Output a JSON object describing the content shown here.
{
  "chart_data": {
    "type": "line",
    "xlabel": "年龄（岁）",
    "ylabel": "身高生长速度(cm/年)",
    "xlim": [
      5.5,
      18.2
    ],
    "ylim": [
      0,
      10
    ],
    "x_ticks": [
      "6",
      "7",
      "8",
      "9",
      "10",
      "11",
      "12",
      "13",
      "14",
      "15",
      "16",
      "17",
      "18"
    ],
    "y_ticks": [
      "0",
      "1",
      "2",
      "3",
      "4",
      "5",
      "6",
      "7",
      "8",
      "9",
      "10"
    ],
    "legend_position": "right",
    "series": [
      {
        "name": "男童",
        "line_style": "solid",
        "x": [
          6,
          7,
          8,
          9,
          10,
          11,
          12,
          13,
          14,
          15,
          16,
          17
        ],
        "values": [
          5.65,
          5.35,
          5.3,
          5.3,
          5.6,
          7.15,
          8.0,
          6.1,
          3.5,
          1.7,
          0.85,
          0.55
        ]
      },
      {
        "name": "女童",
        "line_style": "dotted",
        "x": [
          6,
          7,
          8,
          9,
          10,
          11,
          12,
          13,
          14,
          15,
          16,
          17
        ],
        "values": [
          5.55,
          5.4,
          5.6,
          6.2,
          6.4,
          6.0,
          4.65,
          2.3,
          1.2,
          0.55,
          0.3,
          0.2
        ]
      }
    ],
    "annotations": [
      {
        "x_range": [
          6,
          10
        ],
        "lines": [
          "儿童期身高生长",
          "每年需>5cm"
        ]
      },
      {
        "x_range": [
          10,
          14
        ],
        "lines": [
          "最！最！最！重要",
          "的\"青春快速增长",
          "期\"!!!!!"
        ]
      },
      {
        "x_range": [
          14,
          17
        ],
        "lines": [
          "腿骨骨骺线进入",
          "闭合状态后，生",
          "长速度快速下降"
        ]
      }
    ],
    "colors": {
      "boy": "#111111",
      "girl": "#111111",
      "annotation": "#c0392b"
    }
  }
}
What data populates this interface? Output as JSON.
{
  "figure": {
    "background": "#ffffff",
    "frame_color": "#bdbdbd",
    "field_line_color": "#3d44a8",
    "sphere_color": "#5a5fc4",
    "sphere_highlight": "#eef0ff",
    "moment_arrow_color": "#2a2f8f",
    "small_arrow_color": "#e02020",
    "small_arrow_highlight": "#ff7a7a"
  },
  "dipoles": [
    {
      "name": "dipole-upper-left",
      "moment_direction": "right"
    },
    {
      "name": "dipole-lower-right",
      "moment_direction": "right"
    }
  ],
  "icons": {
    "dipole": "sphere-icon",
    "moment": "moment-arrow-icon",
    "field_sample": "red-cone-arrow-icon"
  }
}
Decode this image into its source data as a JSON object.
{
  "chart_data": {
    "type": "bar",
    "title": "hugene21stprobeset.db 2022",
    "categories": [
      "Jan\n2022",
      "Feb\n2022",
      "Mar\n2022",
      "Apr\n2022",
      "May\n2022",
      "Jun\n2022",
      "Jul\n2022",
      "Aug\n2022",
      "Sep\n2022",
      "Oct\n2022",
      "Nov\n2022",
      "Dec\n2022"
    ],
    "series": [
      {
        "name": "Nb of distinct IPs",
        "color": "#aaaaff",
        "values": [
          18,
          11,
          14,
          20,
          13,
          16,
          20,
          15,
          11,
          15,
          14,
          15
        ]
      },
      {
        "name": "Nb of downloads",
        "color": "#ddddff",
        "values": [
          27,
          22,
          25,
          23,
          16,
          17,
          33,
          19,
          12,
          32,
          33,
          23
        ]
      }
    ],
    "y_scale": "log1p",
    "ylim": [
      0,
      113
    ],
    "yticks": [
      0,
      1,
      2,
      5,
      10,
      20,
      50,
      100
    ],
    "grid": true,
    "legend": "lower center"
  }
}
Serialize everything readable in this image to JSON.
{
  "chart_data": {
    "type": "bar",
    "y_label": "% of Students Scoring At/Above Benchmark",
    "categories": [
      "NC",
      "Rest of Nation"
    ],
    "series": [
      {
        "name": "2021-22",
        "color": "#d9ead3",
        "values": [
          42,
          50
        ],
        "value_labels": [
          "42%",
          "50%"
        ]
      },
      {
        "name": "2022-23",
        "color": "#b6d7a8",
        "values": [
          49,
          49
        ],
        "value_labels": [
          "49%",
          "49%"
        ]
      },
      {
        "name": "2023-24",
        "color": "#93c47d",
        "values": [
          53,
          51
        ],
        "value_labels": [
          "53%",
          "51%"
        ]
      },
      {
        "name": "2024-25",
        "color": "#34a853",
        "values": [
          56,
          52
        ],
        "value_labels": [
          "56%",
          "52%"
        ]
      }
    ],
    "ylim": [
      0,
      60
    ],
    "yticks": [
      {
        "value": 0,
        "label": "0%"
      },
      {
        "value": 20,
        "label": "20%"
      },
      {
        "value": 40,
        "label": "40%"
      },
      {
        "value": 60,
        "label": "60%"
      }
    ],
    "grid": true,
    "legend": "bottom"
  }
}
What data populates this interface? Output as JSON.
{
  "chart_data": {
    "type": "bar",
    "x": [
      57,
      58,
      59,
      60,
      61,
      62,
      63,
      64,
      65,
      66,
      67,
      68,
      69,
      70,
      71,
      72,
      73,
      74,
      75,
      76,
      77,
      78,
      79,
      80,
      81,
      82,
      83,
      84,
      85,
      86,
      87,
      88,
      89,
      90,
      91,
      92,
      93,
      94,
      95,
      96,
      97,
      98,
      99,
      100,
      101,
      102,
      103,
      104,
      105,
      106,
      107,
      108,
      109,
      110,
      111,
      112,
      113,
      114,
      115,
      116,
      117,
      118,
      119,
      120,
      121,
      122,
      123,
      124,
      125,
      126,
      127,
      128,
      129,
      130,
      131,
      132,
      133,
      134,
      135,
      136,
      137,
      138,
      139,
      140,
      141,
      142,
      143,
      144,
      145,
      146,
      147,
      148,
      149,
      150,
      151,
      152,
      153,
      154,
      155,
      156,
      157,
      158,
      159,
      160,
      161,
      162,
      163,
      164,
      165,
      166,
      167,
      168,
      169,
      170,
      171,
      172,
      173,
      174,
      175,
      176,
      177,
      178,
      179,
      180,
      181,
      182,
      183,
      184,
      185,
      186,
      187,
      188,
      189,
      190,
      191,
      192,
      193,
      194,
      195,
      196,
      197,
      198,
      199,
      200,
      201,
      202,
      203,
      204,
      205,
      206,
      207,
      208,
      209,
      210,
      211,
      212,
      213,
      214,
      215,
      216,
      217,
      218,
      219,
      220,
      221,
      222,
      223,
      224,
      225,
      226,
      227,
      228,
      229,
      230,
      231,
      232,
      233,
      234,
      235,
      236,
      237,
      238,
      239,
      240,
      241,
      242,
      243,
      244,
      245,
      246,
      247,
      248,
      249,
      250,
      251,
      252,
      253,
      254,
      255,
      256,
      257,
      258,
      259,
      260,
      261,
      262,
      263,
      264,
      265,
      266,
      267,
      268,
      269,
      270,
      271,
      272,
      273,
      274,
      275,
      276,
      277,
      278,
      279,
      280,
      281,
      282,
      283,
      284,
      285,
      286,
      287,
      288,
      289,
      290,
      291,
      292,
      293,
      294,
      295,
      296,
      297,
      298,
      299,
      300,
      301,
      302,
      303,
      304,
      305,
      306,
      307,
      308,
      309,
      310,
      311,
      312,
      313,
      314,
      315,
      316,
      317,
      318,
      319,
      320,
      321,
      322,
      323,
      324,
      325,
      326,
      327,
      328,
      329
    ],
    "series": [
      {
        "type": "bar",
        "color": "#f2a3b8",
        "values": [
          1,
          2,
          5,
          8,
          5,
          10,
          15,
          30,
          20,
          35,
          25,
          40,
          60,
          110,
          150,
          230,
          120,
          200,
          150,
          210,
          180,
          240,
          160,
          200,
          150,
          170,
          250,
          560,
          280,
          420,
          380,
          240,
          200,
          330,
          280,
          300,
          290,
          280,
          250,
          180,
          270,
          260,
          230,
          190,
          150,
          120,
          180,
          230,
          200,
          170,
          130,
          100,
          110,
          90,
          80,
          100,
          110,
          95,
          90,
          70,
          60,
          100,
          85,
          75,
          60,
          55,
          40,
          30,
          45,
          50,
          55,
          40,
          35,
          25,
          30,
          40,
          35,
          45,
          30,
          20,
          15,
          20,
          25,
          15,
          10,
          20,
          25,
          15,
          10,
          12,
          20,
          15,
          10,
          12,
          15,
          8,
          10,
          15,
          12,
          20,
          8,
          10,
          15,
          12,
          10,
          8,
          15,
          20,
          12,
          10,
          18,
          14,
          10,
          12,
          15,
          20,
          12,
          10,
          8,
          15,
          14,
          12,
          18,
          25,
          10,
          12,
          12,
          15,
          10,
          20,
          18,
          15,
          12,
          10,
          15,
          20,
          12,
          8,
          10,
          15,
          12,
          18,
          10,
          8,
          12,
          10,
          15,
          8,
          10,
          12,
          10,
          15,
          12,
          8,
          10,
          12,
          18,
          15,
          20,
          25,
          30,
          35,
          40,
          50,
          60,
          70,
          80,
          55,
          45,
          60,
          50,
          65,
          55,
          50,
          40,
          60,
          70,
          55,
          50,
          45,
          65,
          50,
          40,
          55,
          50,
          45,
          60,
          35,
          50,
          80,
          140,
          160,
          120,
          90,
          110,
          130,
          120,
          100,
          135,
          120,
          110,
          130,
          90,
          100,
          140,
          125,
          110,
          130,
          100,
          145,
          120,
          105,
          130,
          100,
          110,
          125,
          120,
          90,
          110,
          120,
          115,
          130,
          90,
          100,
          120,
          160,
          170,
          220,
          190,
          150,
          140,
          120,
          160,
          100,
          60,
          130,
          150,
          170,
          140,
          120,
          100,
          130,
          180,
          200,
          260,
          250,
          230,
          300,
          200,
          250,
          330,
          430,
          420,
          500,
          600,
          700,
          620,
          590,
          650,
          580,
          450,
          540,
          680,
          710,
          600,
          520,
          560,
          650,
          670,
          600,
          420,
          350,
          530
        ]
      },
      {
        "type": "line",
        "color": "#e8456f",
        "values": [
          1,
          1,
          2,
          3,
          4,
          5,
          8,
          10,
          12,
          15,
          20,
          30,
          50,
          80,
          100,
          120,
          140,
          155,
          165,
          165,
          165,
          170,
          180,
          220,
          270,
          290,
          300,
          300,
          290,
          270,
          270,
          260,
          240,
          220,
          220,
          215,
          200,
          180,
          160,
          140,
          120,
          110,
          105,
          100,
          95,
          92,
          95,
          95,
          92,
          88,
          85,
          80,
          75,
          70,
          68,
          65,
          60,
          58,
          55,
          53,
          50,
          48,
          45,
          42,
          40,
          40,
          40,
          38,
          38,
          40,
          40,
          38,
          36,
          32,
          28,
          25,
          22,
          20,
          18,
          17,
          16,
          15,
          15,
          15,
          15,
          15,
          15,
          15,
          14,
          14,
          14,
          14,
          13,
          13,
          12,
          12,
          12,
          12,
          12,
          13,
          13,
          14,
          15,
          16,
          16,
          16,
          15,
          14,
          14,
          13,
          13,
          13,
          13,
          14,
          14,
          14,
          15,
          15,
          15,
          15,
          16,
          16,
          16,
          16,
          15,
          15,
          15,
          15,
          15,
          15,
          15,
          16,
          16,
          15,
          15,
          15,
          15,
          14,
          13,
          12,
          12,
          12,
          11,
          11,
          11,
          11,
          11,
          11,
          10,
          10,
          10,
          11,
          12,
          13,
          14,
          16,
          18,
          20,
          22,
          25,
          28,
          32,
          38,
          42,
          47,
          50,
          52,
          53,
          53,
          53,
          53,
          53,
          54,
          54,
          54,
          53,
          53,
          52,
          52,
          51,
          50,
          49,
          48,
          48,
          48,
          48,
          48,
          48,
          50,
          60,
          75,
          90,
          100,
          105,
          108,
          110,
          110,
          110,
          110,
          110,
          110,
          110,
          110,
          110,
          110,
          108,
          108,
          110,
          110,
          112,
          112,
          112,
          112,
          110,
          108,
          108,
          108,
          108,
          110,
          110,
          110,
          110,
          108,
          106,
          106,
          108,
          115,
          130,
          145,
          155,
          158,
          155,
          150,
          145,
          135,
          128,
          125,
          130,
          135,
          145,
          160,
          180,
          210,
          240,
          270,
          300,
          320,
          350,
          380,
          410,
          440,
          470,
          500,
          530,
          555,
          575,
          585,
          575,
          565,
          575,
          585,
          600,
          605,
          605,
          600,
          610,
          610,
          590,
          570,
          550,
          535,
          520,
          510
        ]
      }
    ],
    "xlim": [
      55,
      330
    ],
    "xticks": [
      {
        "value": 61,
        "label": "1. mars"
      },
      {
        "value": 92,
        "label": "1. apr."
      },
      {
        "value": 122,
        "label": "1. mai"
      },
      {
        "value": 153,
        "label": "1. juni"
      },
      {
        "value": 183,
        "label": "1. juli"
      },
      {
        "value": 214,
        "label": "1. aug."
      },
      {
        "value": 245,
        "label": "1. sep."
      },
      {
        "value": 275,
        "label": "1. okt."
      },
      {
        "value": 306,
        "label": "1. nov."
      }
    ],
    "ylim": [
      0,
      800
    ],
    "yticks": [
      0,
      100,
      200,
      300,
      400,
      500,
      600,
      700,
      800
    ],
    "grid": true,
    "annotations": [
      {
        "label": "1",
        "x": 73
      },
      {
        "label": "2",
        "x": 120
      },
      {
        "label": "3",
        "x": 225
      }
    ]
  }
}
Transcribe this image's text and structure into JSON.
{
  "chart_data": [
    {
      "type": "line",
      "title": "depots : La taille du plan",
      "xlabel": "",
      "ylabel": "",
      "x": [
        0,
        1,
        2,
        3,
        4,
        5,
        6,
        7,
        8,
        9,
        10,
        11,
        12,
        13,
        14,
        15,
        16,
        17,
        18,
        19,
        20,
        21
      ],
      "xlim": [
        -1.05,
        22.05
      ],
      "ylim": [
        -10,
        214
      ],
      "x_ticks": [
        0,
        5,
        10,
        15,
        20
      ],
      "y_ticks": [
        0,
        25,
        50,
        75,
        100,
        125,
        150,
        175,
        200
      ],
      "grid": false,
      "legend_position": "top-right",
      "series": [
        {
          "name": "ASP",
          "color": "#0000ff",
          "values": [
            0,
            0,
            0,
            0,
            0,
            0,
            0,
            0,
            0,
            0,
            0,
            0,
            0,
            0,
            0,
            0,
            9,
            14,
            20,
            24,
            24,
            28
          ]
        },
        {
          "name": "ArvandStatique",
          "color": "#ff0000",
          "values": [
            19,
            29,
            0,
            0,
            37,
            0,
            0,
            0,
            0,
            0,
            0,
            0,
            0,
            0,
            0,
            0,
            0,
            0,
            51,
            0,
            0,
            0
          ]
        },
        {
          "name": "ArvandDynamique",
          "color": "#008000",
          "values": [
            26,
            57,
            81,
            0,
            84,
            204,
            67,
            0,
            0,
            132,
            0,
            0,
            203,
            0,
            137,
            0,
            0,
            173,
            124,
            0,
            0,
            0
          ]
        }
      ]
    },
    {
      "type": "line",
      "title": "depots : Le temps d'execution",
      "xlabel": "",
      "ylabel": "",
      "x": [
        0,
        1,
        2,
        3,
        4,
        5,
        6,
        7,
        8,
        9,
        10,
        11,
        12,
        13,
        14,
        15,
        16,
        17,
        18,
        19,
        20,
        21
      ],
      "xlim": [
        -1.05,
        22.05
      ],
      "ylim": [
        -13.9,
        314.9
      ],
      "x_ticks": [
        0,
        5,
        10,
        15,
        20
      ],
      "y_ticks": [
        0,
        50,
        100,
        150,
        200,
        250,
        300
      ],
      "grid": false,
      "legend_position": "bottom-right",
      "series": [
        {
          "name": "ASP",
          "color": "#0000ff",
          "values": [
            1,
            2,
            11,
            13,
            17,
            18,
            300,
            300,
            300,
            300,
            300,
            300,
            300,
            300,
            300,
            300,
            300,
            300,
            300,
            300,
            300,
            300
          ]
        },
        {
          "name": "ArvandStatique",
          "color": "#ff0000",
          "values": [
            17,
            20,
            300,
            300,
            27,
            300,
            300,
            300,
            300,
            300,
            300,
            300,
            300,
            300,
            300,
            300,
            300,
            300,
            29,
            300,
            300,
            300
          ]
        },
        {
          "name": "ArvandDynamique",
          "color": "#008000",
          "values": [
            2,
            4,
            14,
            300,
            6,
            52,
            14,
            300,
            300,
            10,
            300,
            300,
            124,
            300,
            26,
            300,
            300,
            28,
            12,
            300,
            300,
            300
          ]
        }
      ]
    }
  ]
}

::::::::::

• [What the task asks] Return each line of the listing that holds the string "bottom".

• [Task answer]
    "legend": "bottom"
      "legend_position": "bottom-right",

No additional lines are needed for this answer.